WHAT IS ASKED => Your task is to filter the data below down to the lines holding "illustration".

═══ SUPPLIED MATERIAL

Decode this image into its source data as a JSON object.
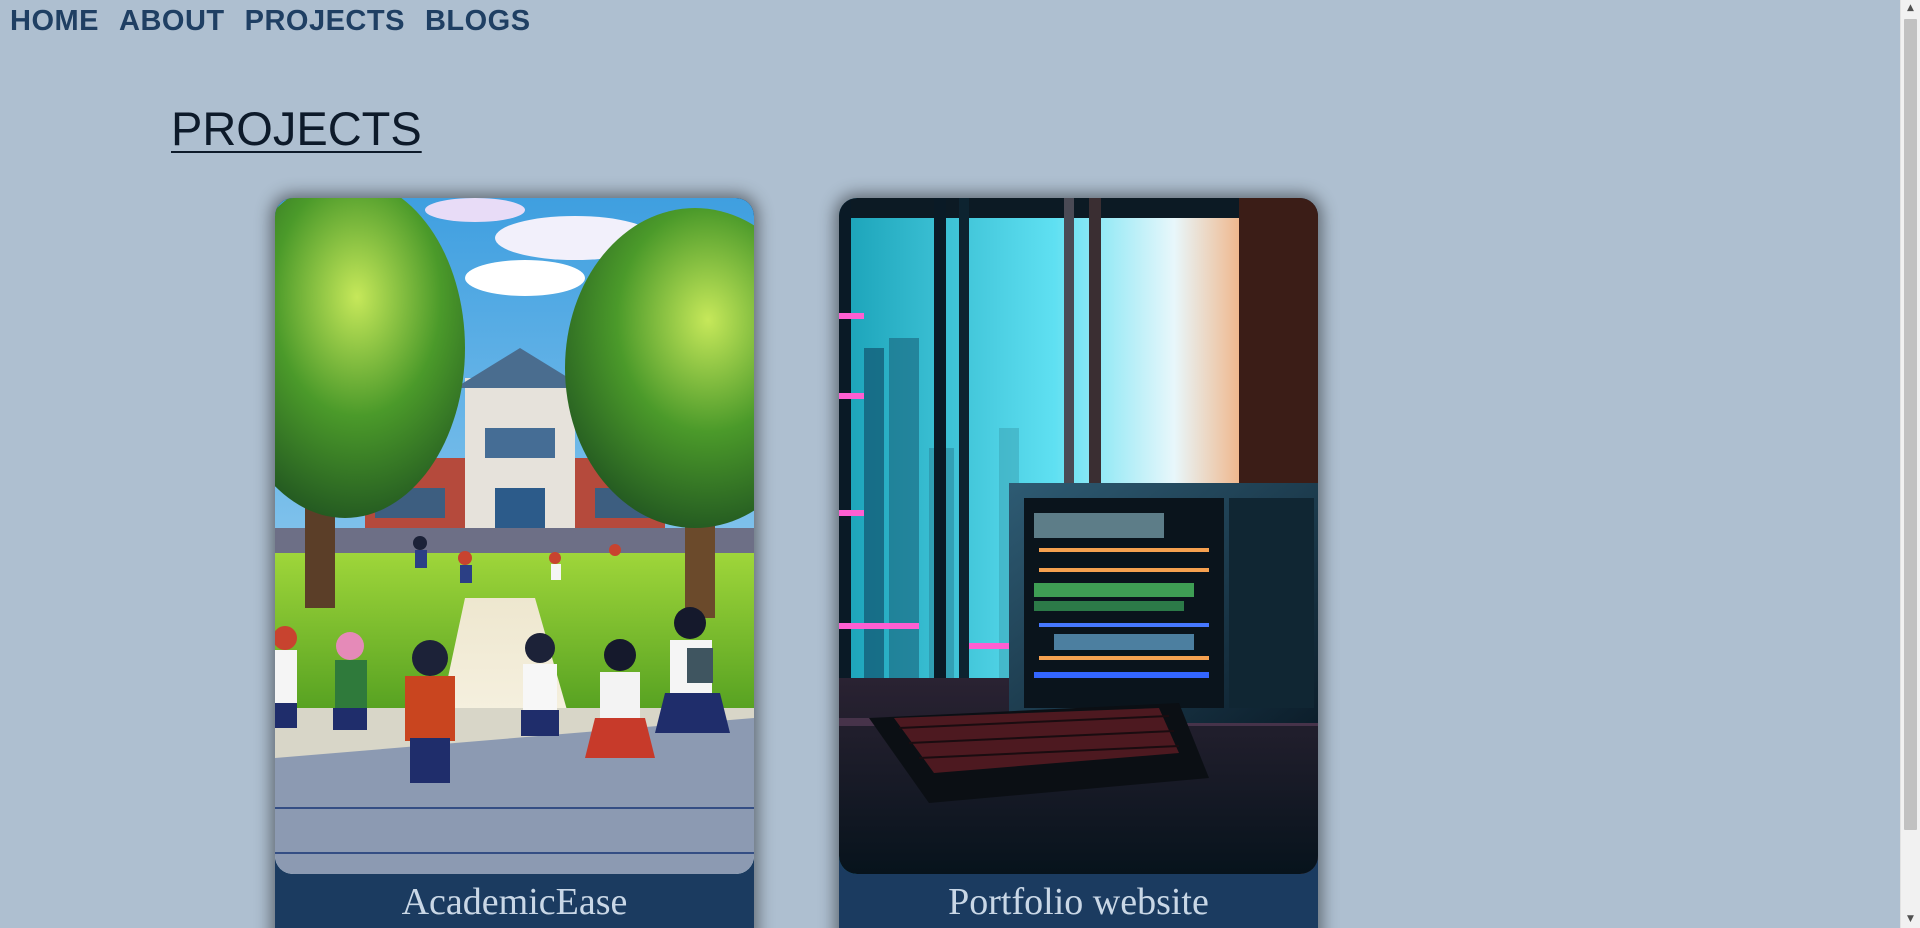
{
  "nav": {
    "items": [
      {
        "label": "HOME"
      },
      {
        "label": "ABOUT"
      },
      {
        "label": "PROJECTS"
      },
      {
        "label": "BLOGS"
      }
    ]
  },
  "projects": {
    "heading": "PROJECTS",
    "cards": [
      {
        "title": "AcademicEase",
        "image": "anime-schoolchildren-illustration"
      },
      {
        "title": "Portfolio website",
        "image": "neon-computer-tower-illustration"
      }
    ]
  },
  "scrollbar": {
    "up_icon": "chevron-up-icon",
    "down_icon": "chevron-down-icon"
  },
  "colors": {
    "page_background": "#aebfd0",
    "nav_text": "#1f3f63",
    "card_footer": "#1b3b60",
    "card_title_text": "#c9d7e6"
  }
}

══════
═══ SUPPLIED MATERIAL

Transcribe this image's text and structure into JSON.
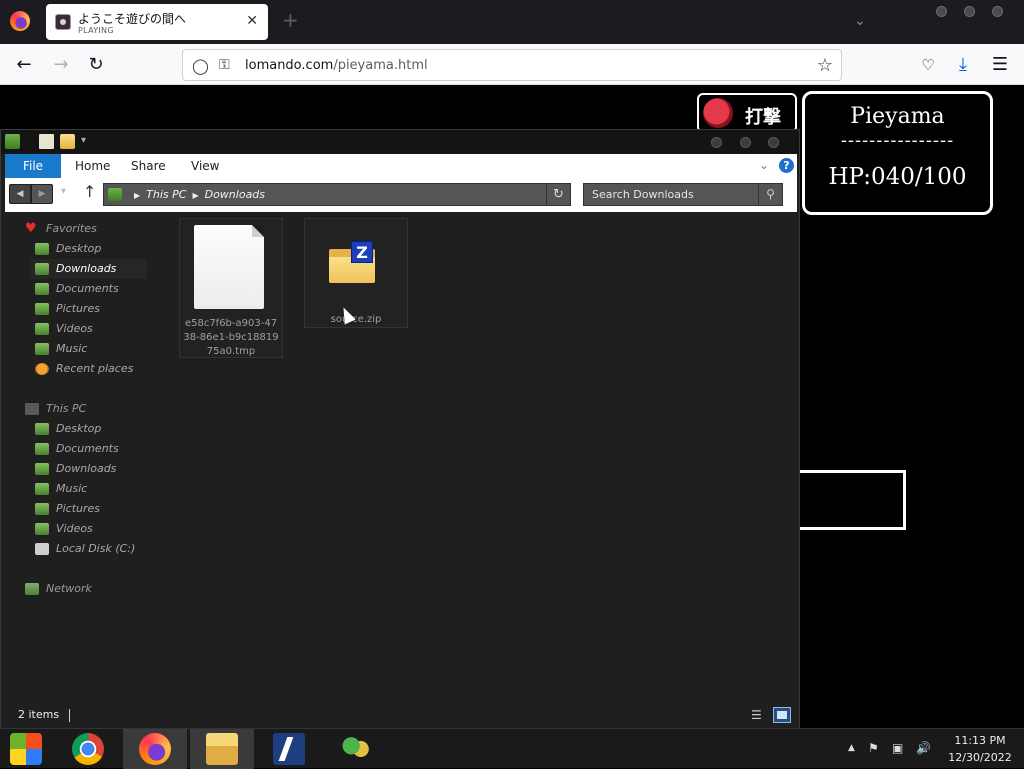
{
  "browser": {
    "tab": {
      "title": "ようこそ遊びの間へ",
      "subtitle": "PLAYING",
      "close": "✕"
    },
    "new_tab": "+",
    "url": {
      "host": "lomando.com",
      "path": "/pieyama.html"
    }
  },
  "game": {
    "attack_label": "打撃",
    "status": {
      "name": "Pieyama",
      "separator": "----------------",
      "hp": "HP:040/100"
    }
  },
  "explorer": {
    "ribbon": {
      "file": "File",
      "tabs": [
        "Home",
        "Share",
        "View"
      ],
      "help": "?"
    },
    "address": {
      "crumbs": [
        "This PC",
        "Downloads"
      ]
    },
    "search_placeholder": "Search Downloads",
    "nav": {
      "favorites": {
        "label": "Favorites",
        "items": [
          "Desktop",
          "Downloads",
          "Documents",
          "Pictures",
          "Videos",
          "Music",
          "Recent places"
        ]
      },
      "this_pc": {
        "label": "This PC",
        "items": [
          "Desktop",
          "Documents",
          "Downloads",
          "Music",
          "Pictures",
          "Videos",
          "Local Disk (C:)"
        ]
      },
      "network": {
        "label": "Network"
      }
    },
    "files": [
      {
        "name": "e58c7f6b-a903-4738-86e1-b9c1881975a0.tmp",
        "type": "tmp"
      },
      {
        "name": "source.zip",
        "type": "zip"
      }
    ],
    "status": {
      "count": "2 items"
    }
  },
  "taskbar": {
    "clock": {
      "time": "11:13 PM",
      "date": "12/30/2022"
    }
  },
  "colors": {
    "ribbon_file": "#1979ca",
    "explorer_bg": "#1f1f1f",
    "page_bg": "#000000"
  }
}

══════

CORRECT RESPONSE =>
        "image": "anime-schoolchildren-illustration"
        "image": "neon-computer-tower-illustration"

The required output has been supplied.